▸ **Provided material**
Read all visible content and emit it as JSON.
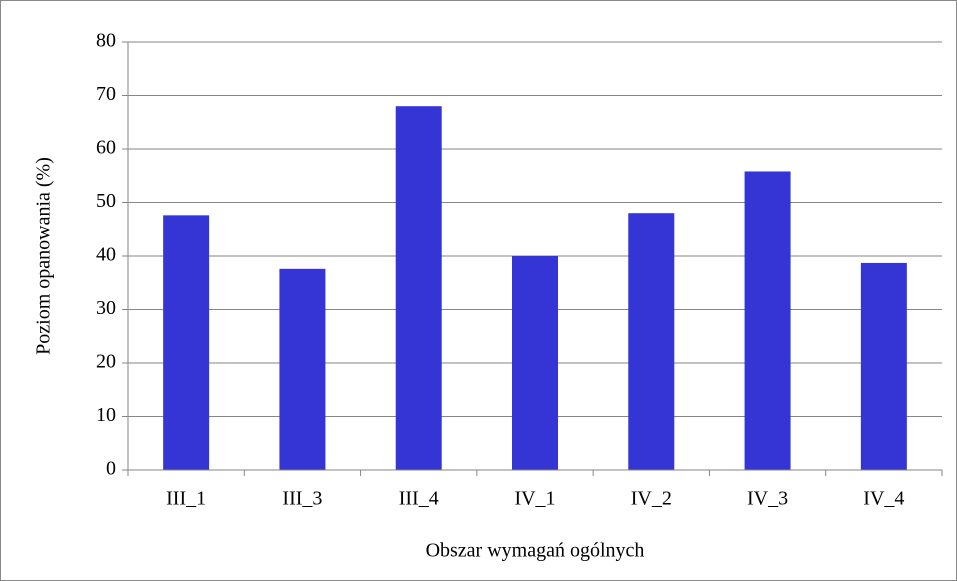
{
  "chart_data": {
    "type": "bar",
    "x_label": "Obszar wymagań ogólnych",
    "y_label": "Poziom opanowania (%)",
    "categories": [
      "III_1",
      "III_3",
      "III_4",
      "IV_1",
      "IV_2",
      "IV_3",
      "IV_4"
    ],
    "values": [
      47.6,
      37.6,
      68,
      40,
      48,
      55.8,
      38.7
    ],
    "color": "#3535d5",
    "ylim": [
      0,
      80
    ],
    "yticks": [
      0,
      10,
      20,
      30,
      40,
      50,
      60,
      70,
      80
    ],
    "grid": true
  }
}
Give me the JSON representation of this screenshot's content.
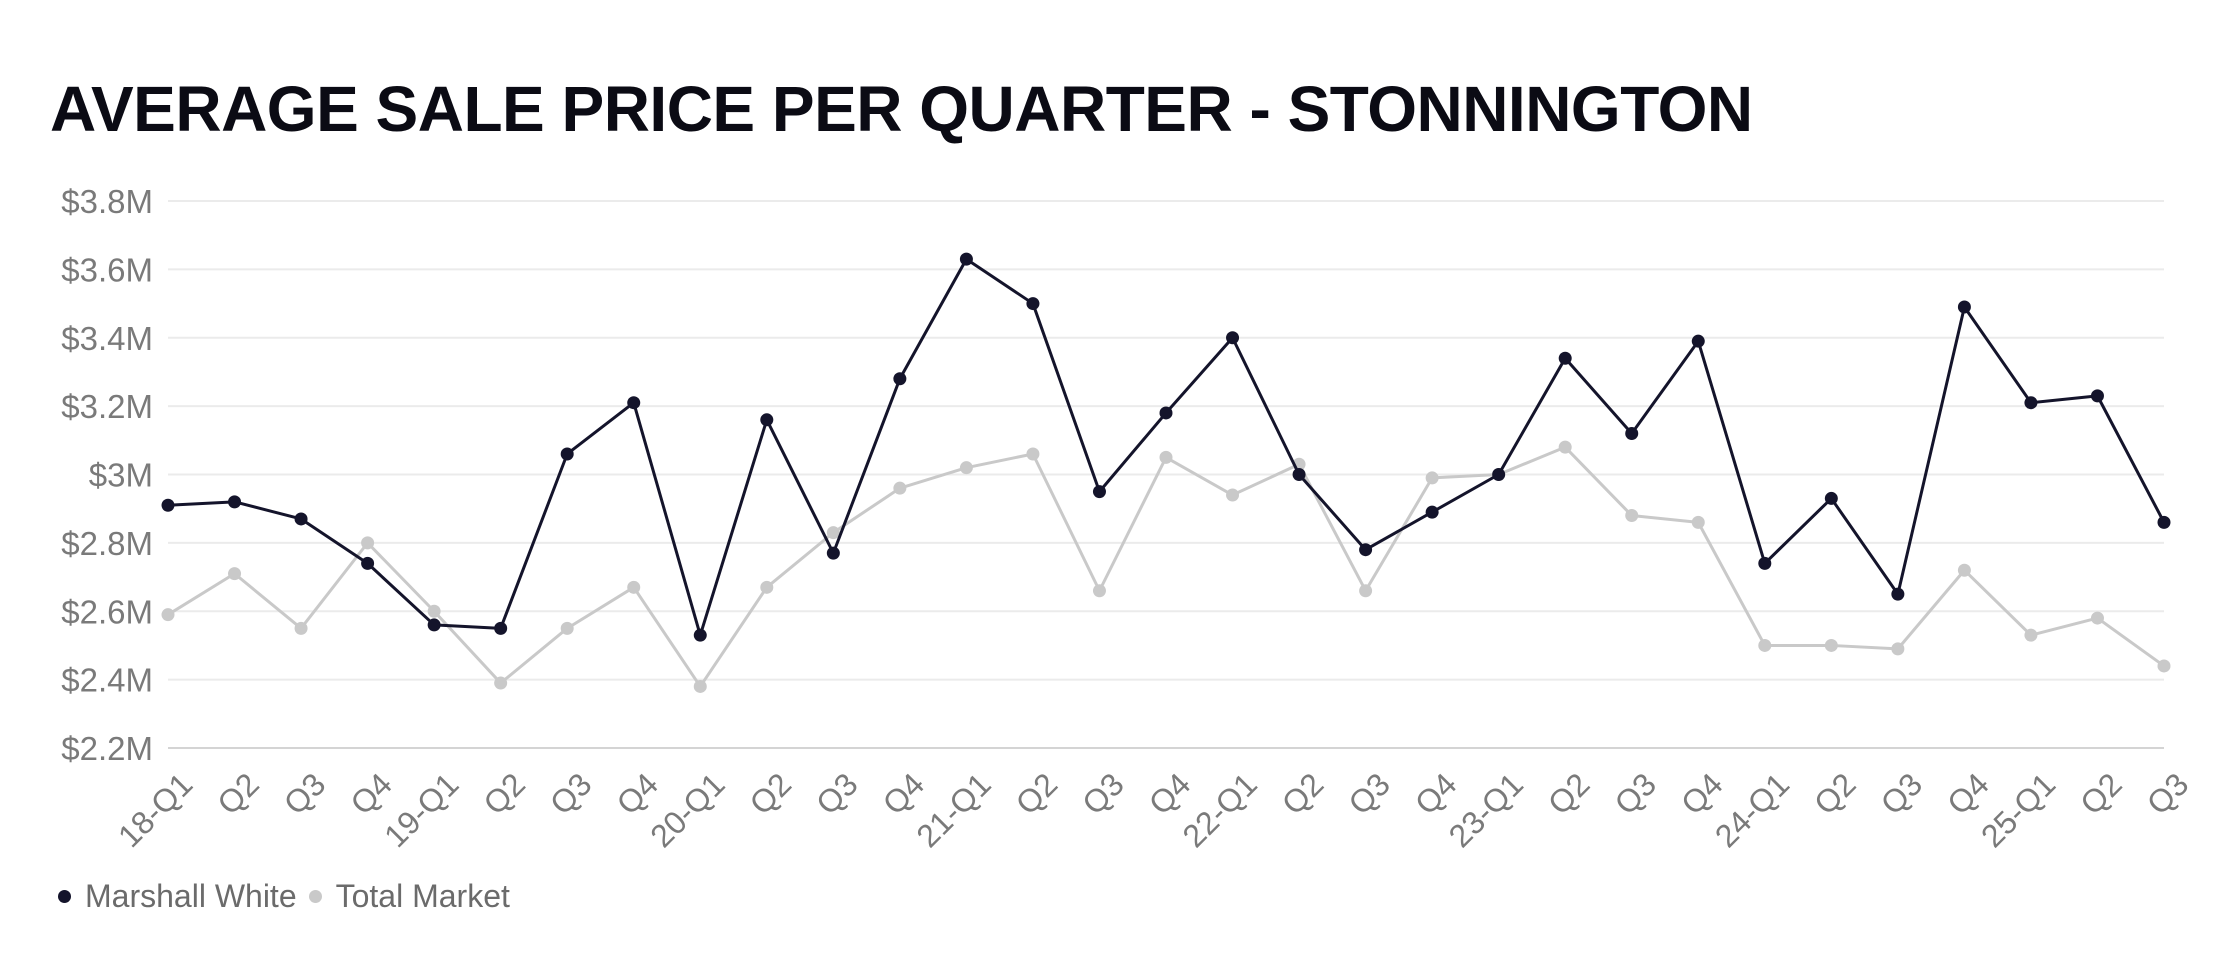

▸ **Set exercise**
All of the entries above should be duplicated exactly, except for the pictures.

▸ **Complete answer**
Read all visible content and emit it as JSON.
{
  "chart_data": {
    "type": "bar",
    "x_label": "Obszar wymagań ogólnych",
    "y_label": "Poziom opanowania (%)",
    "categories": [
      "III_1",
      "III_3",
      "III_4",
      "IV_1",
      "IV_2",
      "IV_3",
      "IV_4"
    ],
    "values": [
      47.6,
      37.6,
      68,
      40,
      48,
      55.8,
      38.7
    ],
    "color": "#3535d5",
    "ylim": [
      0,
      80
    ],
    "yticks": [
      0,
      10,
      20,
      30,
      40,
      50,
      60,
      70,
      80
    ],
    "grid": true
  }
}
Give me the JSON representation of this screenshot's content.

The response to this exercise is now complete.